● **Task goal**
Reproduce the listing word for word. Skip any image.

● **Items**
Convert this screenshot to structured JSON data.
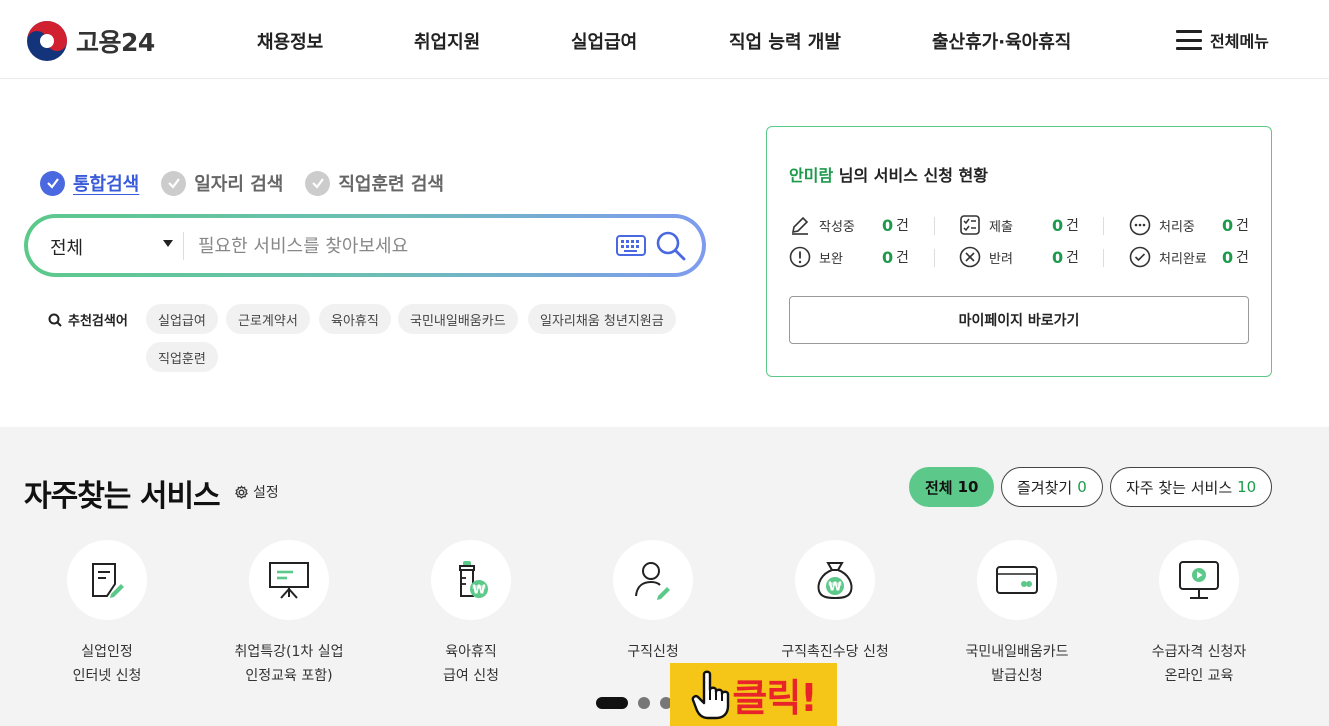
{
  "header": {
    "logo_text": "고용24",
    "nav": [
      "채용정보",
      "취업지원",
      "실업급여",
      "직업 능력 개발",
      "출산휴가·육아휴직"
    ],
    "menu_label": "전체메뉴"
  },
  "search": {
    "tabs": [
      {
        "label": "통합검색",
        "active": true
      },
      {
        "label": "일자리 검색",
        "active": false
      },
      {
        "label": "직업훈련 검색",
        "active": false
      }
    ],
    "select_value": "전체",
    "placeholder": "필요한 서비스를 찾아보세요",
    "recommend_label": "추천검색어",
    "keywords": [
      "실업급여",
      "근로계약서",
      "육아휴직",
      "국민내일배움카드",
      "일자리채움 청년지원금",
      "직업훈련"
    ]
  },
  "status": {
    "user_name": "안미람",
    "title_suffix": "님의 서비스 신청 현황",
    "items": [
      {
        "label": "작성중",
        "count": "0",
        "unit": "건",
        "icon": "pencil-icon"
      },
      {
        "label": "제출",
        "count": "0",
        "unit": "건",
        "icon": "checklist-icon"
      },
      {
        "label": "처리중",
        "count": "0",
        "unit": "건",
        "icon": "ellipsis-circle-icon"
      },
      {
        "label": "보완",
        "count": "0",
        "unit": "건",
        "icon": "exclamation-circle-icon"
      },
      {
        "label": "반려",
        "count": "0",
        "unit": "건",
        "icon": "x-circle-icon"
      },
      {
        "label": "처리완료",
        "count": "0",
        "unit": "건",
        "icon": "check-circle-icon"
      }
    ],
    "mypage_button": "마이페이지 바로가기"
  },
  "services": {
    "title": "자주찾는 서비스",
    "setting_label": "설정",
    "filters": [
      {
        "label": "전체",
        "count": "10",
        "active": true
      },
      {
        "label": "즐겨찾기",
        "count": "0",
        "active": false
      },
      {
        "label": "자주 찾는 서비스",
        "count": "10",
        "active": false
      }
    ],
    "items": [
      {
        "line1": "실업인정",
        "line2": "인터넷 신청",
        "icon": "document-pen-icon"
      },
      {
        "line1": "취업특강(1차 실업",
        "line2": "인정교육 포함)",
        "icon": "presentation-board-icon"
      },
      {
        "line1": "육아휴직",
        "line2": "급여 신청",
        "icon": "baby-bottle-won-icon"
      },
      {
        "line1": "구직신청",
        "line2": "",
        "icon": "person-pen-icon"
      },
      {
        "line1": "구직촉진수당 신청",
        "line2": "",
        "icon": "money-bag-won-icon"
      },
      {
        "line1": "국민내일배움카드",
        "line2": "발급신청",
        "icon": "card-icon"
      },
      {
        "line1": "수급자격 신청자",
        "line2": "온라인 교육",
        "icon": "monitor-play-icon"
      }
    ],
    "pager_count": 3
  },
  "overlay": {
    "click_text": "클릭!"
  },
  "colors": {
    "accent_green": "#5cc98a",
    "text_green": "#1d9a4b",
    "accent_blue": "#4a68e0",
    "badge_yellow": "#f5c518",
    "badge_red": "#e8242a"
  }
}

● **Full solution**
Convert this screenshot to structured JSON data.
{
  "header": {
    "logo_text": "고용24",
    "nav": [
      "채용정보",
      "취업지원",
      "실업급여",
      "직업 능력 개발",
      "출산휴가·육아휴직"
    ],
    "menu_label": "전체메뉴"
  },
  "search": {
    "tabs": [
      {
        "label": "통합검색",
        "active": true
      },
      {
        "label": "일자리 검색",
        "active": false
      },
      {
        "label": "직업훈련 검색",
        "active": false
      }
    ],
    "select_value": "전체",
    "placeholder": "필요한 서비스를 찾아보세요",
    "recommend_label": "추천검색어",
    "keywords": [
      "실업급여",
      "근로계약서",
      "육아휴직",
      "국민내일배움카드",
      "일자리채움 청년지원금",
      "직업훈련"
    ]
  },
  "status": {
    "user_name": "안미람",
    "title_suffix": "님의 서비스 신청 현황",
    "items": [
      {
        "label": "작성중",
        "count": "0",
        "unit": "건",
        "icon": "pencil-icon"
      },
      {
        "label": "제출",
        "count": "0",
        "unit": "건",
        "icon": "checklist-icon"
      },
      {
        "label": "처리중",
        "count": "0",
        "unit": "건",
        "icon": "ellipsis-circle-icon"
      },
      {
        "label": "보완",
        "count": "0",
        "unit": "건",
        "icon": "exclamation-circle-icon"
      },
      {
        "label": "반려",
        "count": "0",
        "unit": "건",
        "icon": "x-circle-icon"
      },
      {
        "label": "처리완료",
        "count": "0",
        "unit": "건",
        "icon": "check-circle-icon"
      }
    ],
    "mypage_button": "마이페이지 바로가기"
  },
  "services": {
    "title": "자주찾는 서비스",
    "setting_label": "설정",
    "filters": [
      {
        "label": "전체",
        "count": "10",
        "active": true
      },
      {
        "label": "즐겨찾기",
        "count": "0",
        "active": false
      },
      {
        "label": "자주 찾는 서비스",
        "count": "10",
        "active": false
      }
    ],
    "items": [
      {
        "line1": "실업인정",
        "line2": "인터넷 신청",
        "icon": "document-pen-icon"
      },
      {
        "line1": "취업특강(1차 실업",
        "line2": "인정교육 포함)",
        "icon": "presentation-board-icon"
      },
      {
        "line1": "육아휴직",
        "line2": "급여 신청",
        "icon": "baby-bottle-won-icon"
      },
      {
        "line1": "구직신청",
        "line2": "",
        "icon": "person-pen-icon"
      },
      {
        "line1": "구직촉진수당 신청",
        "line2": "",
        "icon": "money-bag-won-icon"
      },
      {
        "line1": "국민내일배움카드",
        "line2": "발급신청",
        "icon": "card-icon"
      },
      {
        "line1": "수급자격 신청자",
        "line2": "온라인 교육",
        "icon": "monitor-play-icon"
      }
    ],
    "pager_count": 3
  },
  "overlay": {
    "click_text": "클릭!"
  },
  "colors": {
    "accent_green": "#5cc98a",
    "text_green": "#1d9a4b",
    "accent_blue": "#4a68e0",
    "badge_yellow": "#f5c518",
    "badge_red": "#e8242a"
  }
}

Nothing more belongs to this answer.